• _Data supplied_:
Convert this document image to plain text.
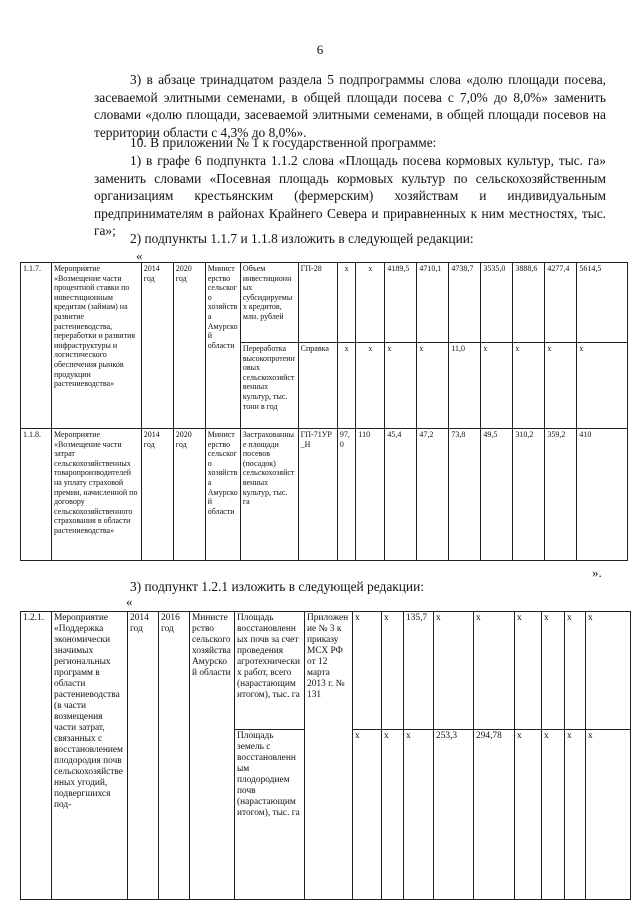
6
3) в абзаце тринадцатом раздела 5 подпрограммы слова «долю площади посева, засеваемой элитными семенами, в общей площади посева с 7,0% до 8,0%» заменить словами «долю площади, засеваемой элитными семенами, в общей площади посевов на территории области с 4,3% до 8,0%».
10. В приложении № 1 к государственной программе:
1) в графе 6 подпункта 1.1.2 слова «Площадь посева кормовых культур, тыс. га» заменить словами «Посевная площадь кормовых культур по сельскохозяйственным организациям крестьянским (фермерским) хозяйствам и индивидуальным предпринимателям в районах Крайнего Севера и приравненных к ним местностях, тыс. га»;
2) подпункты 1.1.7 и 1.1.8 изложить в следующей редакции:
«
1.1.7.	Мероприятие «Возмещение части процентной ставки по инвестиционным кредитам (займам) на развитие растениеводства, переработки и развития инфраструктуры и логистического обеспечения рынков продукции растениеводства»	2014 год	2020 год	Министерство сельского хозяйства Амурской области	Объем инвестиционных субсидируемых кредитов, млн. рублей	ГП-28	х	х	4189,5	4710,1	4738,7	3535,0	3888,6	4277,4	5614,5
					Переработка высокопротеиновых сельскохозяйственных культур, тыс. тонн в год	Справка	х	х	х	х	11,0	х	х	х	х
1.1.8.	Мероприятие «Возмещение части затрат сельскохозяйственных товаропроизводителей на уплату страховой премии, начисленной по договору сельскохозяйственного страхования в области растениеводства»	2014 год	2020 год	Министерство сельского хозяйства Амурской области	Застрахованные площади посевов (посадок) сельскохозяйственных культур, тыс. га	ГП-71УР_Н	97,0	110	45,4	47,2	73,8	49,5	310,2	359,2	410
».
3) подпункт 1.2.1 изложить в следующей редакции:
«
1.2.1.	Мероприятие «Поддержка экономически значимых региональных программ в области растениеводства (в части возмещения части затрат, связанных с восстановлением плодородия почв сельскохозяйственных угодий, подвергшихся под-	2014 год	2016 год	Министерство сельского хозяйства Амурской области	Площадь восстановленных почв за счет проведения агротехнических работ, всего (нарастающим итогом), тыс. га	Приложение № 3 к приказу МСХ РФ от 12 марта 2013 г. № 131	х	х	135,7	х	х	х	х	х	х
					Площадь земель с восстановленным плодородием почв (нарастающим итогом), тыс. га		х	х	х	253,3	294,78	х	х	х	х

• _The problem_: Transcribe all of the records above character for character. Exclude the pictures.

• _Complete response_:
Convert this document image to plain text.
6
3) в абзаце тринадцатом раздела 5 подпрограммы слова «долю площади посева, засеваемой элитными семенами, в общей площади посева с 7,0% до 8,0%» заменить словами «долю площади, засеваемой элитными семенами, в общей площади посевов на территории области с 4,3% до 8,0%».
10. В приложении № 1 к государственной программе:
1) в графе 6 подпункта 1.1.2 слова «Площадь посева кормовых культур, тыс. га» заменить словами «Посевная площадь кормовых культур по сельскохозяйственным организациям крестьянским (фермерским) хозяйствам и индивидуальным предпринимателям в районах Крайнего Севера и приравненных к ним местностях, тыс. га»;
2) подпункты 1.1.7 и 1.1.8 изложить в следующей редакции:
«
1.1.7.	Мероприятие «Возмещение части процентной ставки по инвестиционным кредитам (займам) на развитие растениеводства, переработки и развития инфраструктуры и логистического обеспечения рынков продукции растениеводства»	2014 год	2020 год	Министерство сельского хозяйства Амурской области	Объем инвестиционных субсидируемых кредитов, млн. рублей	ГП-28	х	х	4189,5	4710,1	4738,7	3535,0	3888,6	4277,4	5614,5
					Переработка высокопротеиновых сельскохозяйственных культур, тыс. тонн в год	Справка	х	х	х	х	11,0	х	х	х	х
1.1.8.	Мероприятие «Возмещение части затрат сельскохозяйственных товаропроизводителей на уплату страховой премии, начисленной по договору сельскохозяйственного страхования в области растениеводства»	2014 год	2020 год	Министерство сельского хозяйства Амурской области	Застрахованные площади посевов (посадок) сельскохозяйственных культур, тыс. га	ГП-71УР_Н	97,0	110	45,4	47,2	73,8	49,5	310,2	359,2	410
».
3) подпункт 1.2.1 изложить в следующей редакции:
«
1.2.1.	Мероприятие «Поддержка экономически значимых региональных программ в области растениеводства (в части возмещения части затрат, связанных с восстановлением плодородия почв сельскохозяйственных угодий, подвергшихся под-	2014 год	2016 год	Министерство сельского хозяйства Амурской области	Площадь восстановленных почв за счет проведения агротехнических работ, всего (нарастающим итогом), тыс. га	Приложение № 3 к приказу МСХ РФ от 12 марта 2013 г. № 131	х	х	135,7	х	х	х	х	х	х
					Площадь земель с восстановленным плодородием почв (нарастающим итогом), тыс. га		х	х	х	253,3	294,78	х	х	х	х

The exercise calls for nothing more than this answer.